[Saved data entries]

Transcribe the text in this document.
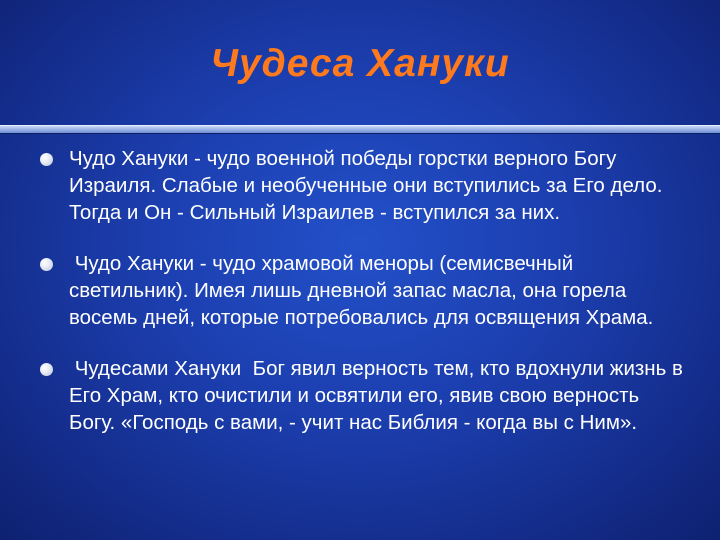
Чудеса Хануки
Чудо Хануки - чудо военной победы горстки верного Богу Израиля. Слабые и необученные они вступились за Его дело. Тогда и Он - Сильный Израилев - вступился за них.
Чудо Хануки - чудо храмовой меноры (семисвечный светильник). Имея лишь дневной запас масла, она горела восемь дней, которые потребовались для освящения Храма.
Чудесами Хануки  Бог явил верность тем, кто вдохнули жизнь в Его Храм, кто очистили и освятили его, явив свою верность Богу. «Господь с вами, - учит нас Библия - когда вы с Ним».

==

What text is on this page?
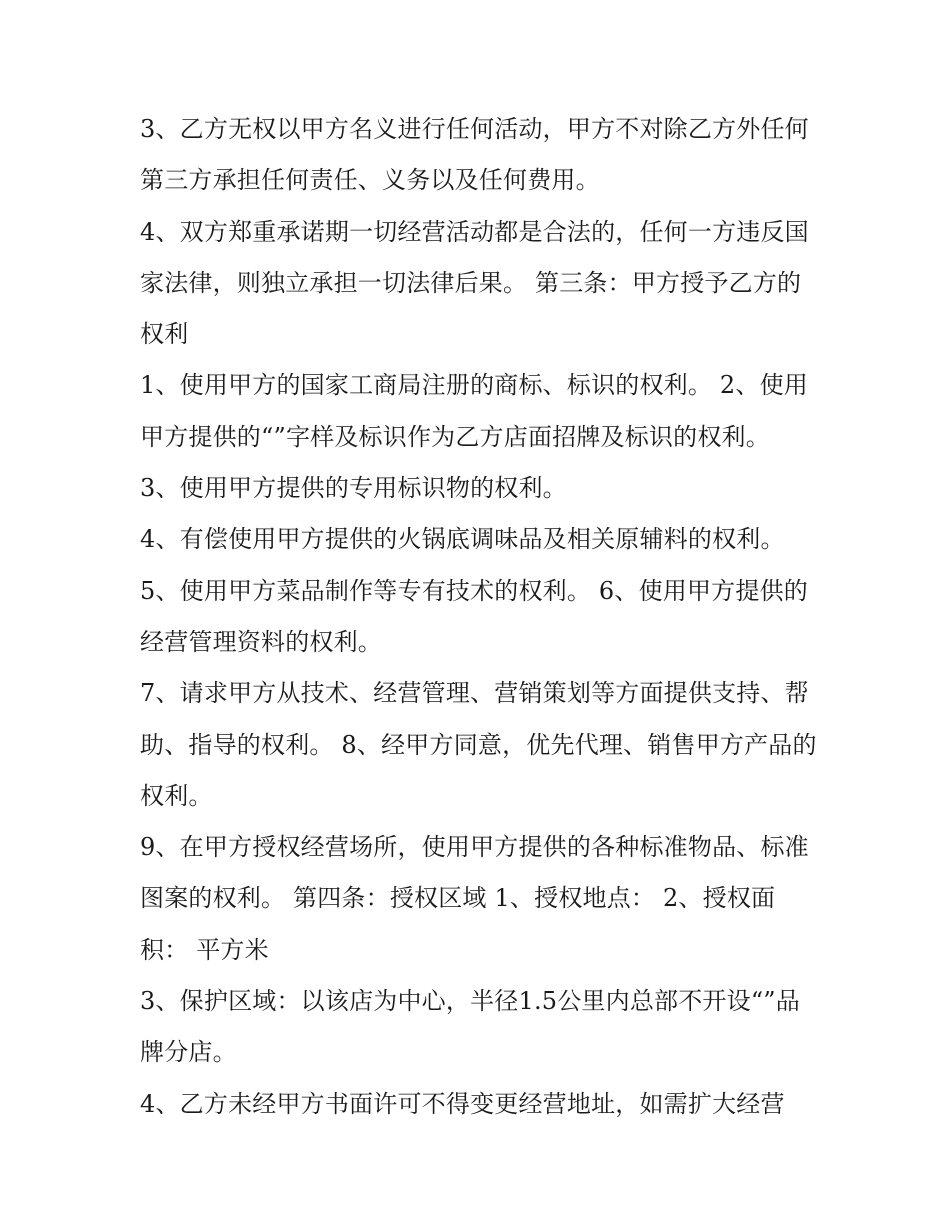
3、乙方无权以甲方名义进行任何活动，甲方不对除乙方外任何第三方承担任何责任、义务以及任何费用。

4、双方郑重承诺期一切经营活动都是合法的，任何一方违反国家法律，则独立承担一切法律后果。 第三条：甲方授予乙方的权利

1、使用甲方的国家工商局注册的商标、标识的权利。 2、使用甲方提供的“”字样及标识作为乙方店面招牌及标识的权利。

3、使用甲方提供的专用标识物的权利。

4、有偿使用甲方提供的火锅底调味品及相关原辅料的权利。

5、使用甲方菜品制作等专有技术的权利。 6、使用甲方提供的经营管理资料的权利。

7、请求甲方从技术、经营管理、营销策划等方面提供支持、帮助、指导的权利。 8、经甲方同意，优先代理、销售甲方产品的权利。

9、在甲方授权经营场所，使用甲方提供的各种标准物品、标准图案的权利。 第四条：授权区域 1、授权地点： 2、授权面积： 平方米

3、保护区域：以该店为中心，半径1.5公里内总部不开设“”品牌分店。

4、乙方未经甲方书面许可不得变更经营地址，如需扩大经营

**What is required:** Looking back at the lines above, state how many contain the word "this", and supply nothing besides the number.

**Full output:** 2